What the exercise asks: Return every line of the data below that includes the string "भरतप".

******************************

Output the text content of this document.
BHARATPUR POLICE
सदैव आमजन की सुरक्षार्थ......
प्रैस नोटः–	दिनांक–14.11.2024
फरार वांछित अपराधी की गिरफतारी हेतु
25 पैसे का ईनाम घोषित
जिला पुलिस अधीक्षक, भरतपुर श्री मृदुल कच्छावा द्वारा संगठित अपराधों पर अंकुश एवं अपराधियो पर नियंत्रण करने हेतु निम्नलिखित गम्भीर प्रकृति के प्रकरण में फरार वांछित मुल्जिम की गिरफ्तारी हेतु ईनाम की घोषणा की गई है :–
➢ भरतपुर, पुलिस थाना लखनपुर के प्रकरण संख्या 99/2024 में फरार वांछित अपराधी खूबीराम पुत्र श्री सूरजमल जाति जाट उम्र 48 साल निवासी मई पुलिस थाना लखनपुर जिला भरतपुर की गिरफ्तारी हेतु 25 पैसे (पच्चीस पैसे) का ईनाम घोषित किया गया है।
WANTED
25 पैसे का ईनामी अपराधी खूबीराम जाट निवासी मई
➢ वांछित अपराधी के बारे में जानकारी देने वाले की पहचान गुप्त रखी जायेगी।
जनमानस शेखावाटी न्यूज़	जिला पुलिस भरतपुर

******************************

Reply:
जिला पुलिस अधीक्षक, भरतपुर श्री मृदुल कच्छावा द्वारा संगठित अपराधों पर अंकुश एवं अपराधियो पर नियंत्रण करने हेतु निम्नलिखित गम्भीर प्रकृति के प्रकरण में फरार वांछित मुल्जिम की गिरफ्तारी हेतु ईनाम की घोषणा की गई है :–
➢ भरतपुर, पुलिस थाना लखनपुर के प्रकरण संख्या 99/2024 में फरार वांछित अपराधी खूबीराम पुत्र श्री सूरजमल जाति जाट उम्र 48 साल निवासी मई पुलिस थाना लखनपुर जिला भरतपुर की गिरफ्तारी हेतु 25 पैसे (पच्चीस पैसे) का ईनाम घोषित किया गया है।
जनमानस शेखावाटी न्यूज़	जिला पुलिस भरतपुर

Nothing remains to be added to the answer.